_Written exercise:_ Of the lines in the data below, count the ones holding the string "antecedente", and answer with that number only.

-- BEGIN --

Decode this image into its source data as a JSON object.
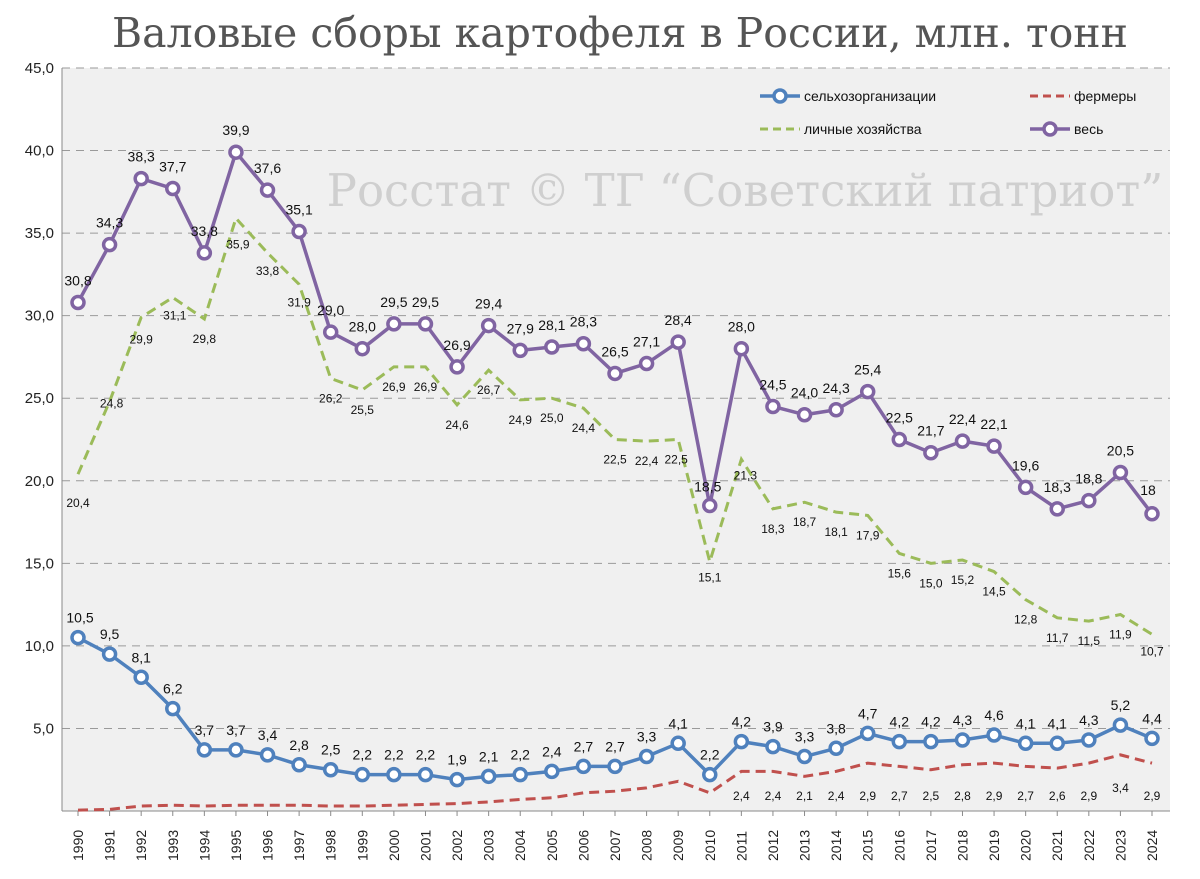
{
  "chart_data": {
    "type": "line",
    "title": "Валовые сборы картофеля в России, млн. тонн",
    "watermark": "Росстат © ТГ “Советский патриот”",
    "ylim": [
      0,
      45
    ],
    "yticks": [
      "",
      "5,0",
      "10,0",
      "15,0",
      "20,0",
      "25,0",
      "30,0",
      "35,0",
      "40,0",
      "45,0"
    ],
    "grid": true,
    "legend_placement": "top-right",
    "categories": [
      "1990",
      "1991",
      "1992",
      "1993",
      "1994",
      "1995",
      "1996",
      "1997",
      "1998",
      "1999",
      "2000",
      "2001",
      "2002",
      "2003",
      "2004",
      "2005",
      "2006",
      "2007",
      "2008",
      "2009",
      "2010",
      "2011",
      "2012",
      "2013",
      "2014",
      "2015",
      "2016",
      "2017",
      "2018",
      "2019",
      "2020",
      "2021",
      "2022",
      "2023",
      "2024"
    ],
    "series": [
      {
        "key": "org",
        "name": "сельхозорганизации",
        "color": "#4f81bd",
        "style": "solid-markers",
        "values": [
          10.5,
          9.5,
          8.1,
          6.2,
          3.7,
          3.7,
          3.4,
          2.8,
          2.5,
          2.2,
          2.2,
          2.2,
          1.9,
          2.1,
          2.2,
          2.4,
          2.7,
          2.7,
          3.3,
          4.1,
          2.2,
          4.2,
          3.9,
          3.3,
          3.8,
          4.7,
          4.2,
          4.2,
          4.3,
          4.6,
          4.1,
          4.1,
          4.3,
          5.2,
          4.4
        ],
        "labels": [
          "10,5",
          "9,5",
          "8,1",
          "6,2",
          "3,7",
          "3,7",
          "3,4",
          "2,8",
          "2,5",
          "2,2",
          "2,2",
          "2,2",
          "1,9",
          "2,1",
          "2,2",
          "2,4",
          "2,7",
          "2,7",
          "3,3",
          "4,1",
          "2,2",
          "4,2",
          "3,9",
          "3,3",
          "3,8",
          "4,7",
          "4,2",
          "4,2",
          "4,3",
          "4,6",
          "4,1",
          "4,1",
          "4,3",
          "5,2",
          "4,4"
        ]
      },
      {
        "key": "farm",
        "name": "фермеры",
        "color": "#c0504d",
        "style": "dashed",
        "values": [
          0.05,
          0.1,
          0.3,
          0.35,
          0.3,
          0.35,
          0.35,
          0.35,
          0.3,
          0.3,
          0.35,
          0.4,
          0.45,
          0.55,
          0.7,
          0.8,
          1.1,
          1.2,
          1.4,
          1.8,
          1.1,
          2.4,
          2.4,
          2.1,
          2.4,
          2.9,
          2.7,
          2.5,
          2.8,
          2.9,
          2.7,
          2.6,
          2.9,
          3.4,
          2.9
        ],
        "labels": [
          "",
          "",
          "",
          "",
          "",
          "",
          "",
          "",
          "",
          "",
          "",
          "",
          "",
          "",
          "",
          "",
          "",
          "",
          "",
          "",
          "",
          "2,4",
          "2,4",
          "2,1",
          "2,4",
          "2,9",
          "2,7",
          "2,5",
          "2,8",
          "2,9",
          "2,7",
          "2,6",
          "2,9",
          "3,4",
          "2,9"
        ]
      },
      {
        "key": "personal",
        "name": "личные хозяйства",
        "color": "#9bbb59",
        "style": "dashed",
        "values": [
          20.4,
          24.8,
          29.9,
          31.1,
          29.8,
          35.9,
          33.8,
          31.9,
          26.2,
          25.5,
          26.9,
          26.9,
          24.6,
          26.7,
          24.9,
          25.0,
          24.4,
          22.5,
          22.4,
          22.5,
          15.1,
          21.3,
          18.3,
          18.7,
          18.1,
          17.9,
          15.6,
          15.0,
          15.2,
          14.5,
          12.8,
          11.7,
          11.5,
          11.9,
          10.7
        ],
        "labels": [
          "20,4",
          "24,8",
          "29,9",
          "31,1",
          "29,8",
          "35,9",
          "33,8",
          "31,9",
          "26,2",
          "25,5",
          "26,9",
          "26,9",
          "24,6",
          "26,7",
          "24,9",
          "25,0",
          "24,4",
          "22,5",
          "22,4",
          "22,5",
          "15,1",
          "21,3",
          "18,3",
          "18,7",
          "18,1",
          "17,9",
          "15,6",
          "15,0",
          "15,2",
          "14,5",
          "12,8",
          "11,7",
          "11,5",
          "11,9",
          "10,7"
        ]
      },
      {
        "key": "total",
        "name": "весь",
        "color": "#8064a2",
        "style": "solid-markers",
        "values": [
          30.8,
          34.3,
          38.3,
          37.7,
          33.8,
          39.9,
          37.6,
          35.1,
          29.0,
          28.0,
          29.5,
          29.5,
          26.9,
          29.4,
          27.9,
          28.1,
          28.3,
          26.5,
          27.1,
          28.4,
          18.5,
          28.0,
          24.5,
          24.0,
          24.3,
          25.4,
          22.5,
          21.7,
          22.4,
          22.1,
          19.6,
          18.3,
          18.8,
          20.5,
          18
        ],
        "labels": [
          "30,8",
          "34,3",
          "38,3",
          "37,7",
          "33,8",
          "39,9",
          "37,6",
          "35,1",
          "29,0",
          "28,0",
          "29,5",
          "29,5",
          "26,9",
          "29,4",
          "27,9",
          "28,1",
          "28,3",
          "26,5",
          "27,1",
          "28,4",
          "18,5",
          "28,0",
          "24,5",
          "24,0",
          "24,3",
          "25,4",
          "22,5",
          "21,7",
          "22,4",
          "22,1",
          "19,6",
          "18,3",
          "18,8",
          "20,5",
          "18"
        ]
      }
    ]
  }
}
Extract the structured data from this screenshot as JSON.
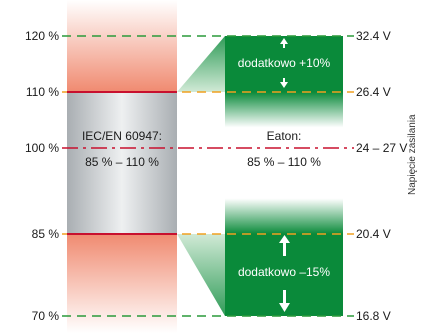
{
  "percent_labels": {
    "p120": "120 %",
    "p110": "110 %",
    "p100": "100 %",
    "p85": "85 %",
    "p70": "70 %"
  },
  "voltage_labels": {
    "v32": "32.4 V",
    "v26": "26.4 V",
    "v24": "24 – 27 V",
    "v20": "20.4 V",
    "v16": "16.8 V"
  },
  "left_box": {
    "line1": "IEC/EN 60947:",
    "line2": "85 % – 110 %"
  },
  "right_box": {
    "line1": "Eaton:",
    "line2": "85 % – 110 %"
  },
  "extra_top": "dodatkowo +10%",
  "extra_bottom": "dodatkowo –15%",
  "side_text": "Napięcie zasilania",
  "colors": {
    "green": "#0a8a3a",
    "green_dark": "#08702f",
    "grey": "#b6babd",
    "salmon": "#f08a70",
    "red_line": "#c8102e",
    "orange_dash": "#f0a020",
    "green_dash": "#2a9a3a"
  }
}
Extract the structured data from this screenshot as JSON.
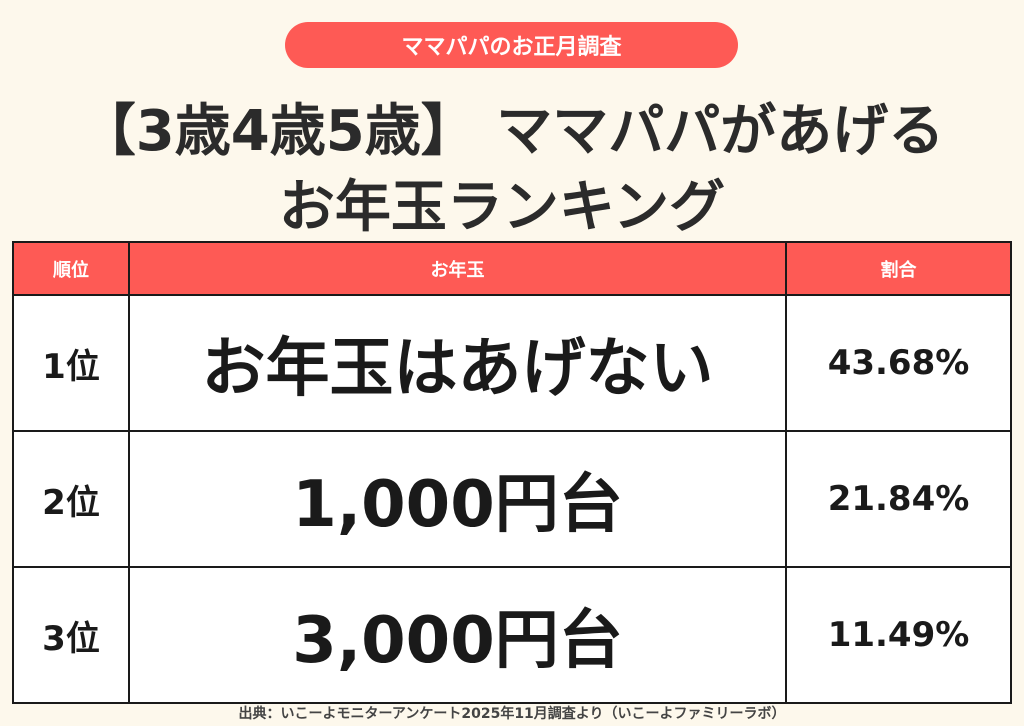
{
  "header_pill": "ママパパのお正月調査",
  "title_line1": "【3歳4歳5歳】 ママパパがあげる",
  "title_line2": "お年玉ランキング",
  "table": {
    "columns": [
      "順位",
      "お年玉",
      "割合"
    ],
    "rows": [
      {
        "rank": "1位",
        "amount": "お年玉はあげない",
        "ratio": "43.68%"
      },
      {
        "rank": "2位",
        "amount": "1,000円台",
        "ratio": "21.84%"
      },
      {
        "rank": "3位",
        "amount": "3,000円台",
        "ratio": "11.49%"
      }
    ]
  },
  "source": "出典：いこーよモニターアンケート2025年11月調査より（いこーよファミリーラボ）",
  "colors": {
    "accent": "#fe5a55",
    "background": "#fdf8ec"
  }
}
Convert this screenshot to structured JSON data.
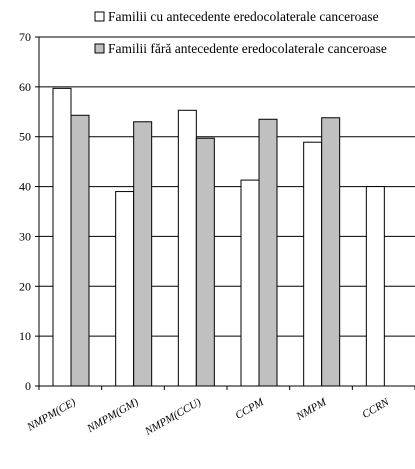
{
  "chart_data": {
    "type": "bar",
    "categories": [
      "NMPM(CE)",
      "NMPM(GM)",
      "NMPM(CCU)",
      "CCPM",
      "NMPM",
      "CCRN"
    ],
    "series": [
      {
        "name": "Familii cu antecedente eredocolaterale canceroase",
        "values": [
          59.7,
          39.0,
          55.3,
          41.3,
          48.9,
          40.0
        ],
        "color": "#ffffff"
      },
      {
        "name": "Familii fără antecedente eredocolaterale canceroase",
        "values": [
          54.3,
          53.0,
          49.7,
          53.5,
          53.8,
          null
        ],
        "color": "#c0c0c0"
      }
    ],
    "y_ticks": [
      "0",
      "10",
      "20",
      "30",
      "40",
      "50",
      "60",
      "70"
    ],
    "ylim": [
      0,
      70
    ],
    "grid": true,
    "legend_position": "top-right",
    "title": "",
    "xlabel": "",
    "ylabel": ""
  }
}
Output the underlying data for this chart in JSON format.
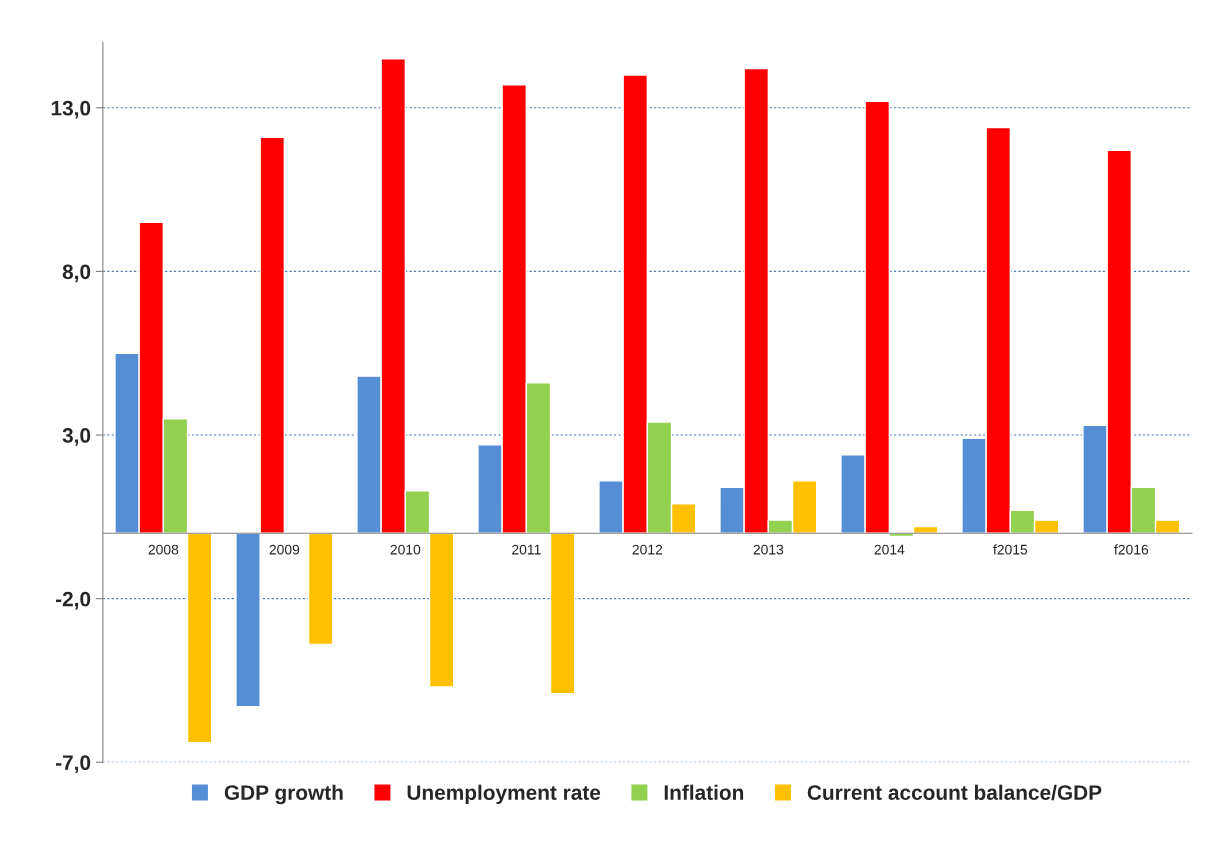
{
  "chart_data": {
    "type": "bar",
    "categories": [
      "2008",
      "2009",
      "2010",
      "2011",
      "2012",
      "2013",
      "2014",
      "f2015",
      "f2016"
    ],
    "series": [
      {
        "name": "GDP growth",
        "color": "#558ed5",
        "values": [
          5.5,
          -5.3,
          4.8,
          2.7,
          1.6,
          1.4,
          2.4,
          2.9,
          3.3
        ]
      },
      {
        "name": "Unemployment rate",
        "color": "#ff0000",
        "values": [
          9.5,
          12.1,
          14.5,
          13.7,
          14.0,
          14.2,
          13.2,
          12.4,
          11.7
        ]
      },
      {
        "name": "Inflation",
        "color": "#92d050",
        "values": [
          3.5,
          null,
          1.3,
          4.6,
          3.4,
          0.4,
          -0.1,
          0.7,
          1.4
        ]
      },
      {
        "name": "Current account balance/GDP",
        "color": "#ffc000",
        "values": [
          -6.4,
          -3.4,
          -4.7,
          -4.9,
          0.9,
          1.6,
          0.2,
          0.4,
          0.4
        ]
      }
    ],
    "ylim": [
      -7,
      15
    ],
    "yticks": [
      {
        "value": -7,
        "label": "-7,0"
      },
      {
        "value": -2,
        "label": "-2,0"
      },
      {
        "value": 3,
        "label": "3,0"
      },
      {
        "value": 8,
        "label": "8,0"
      },
      {
        "value": 13,
        "label": "13,0"
      }
    ],
    "grid": "y",
    "legend": "bottom"
  }
}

-- END --

_Result for this task:_ 2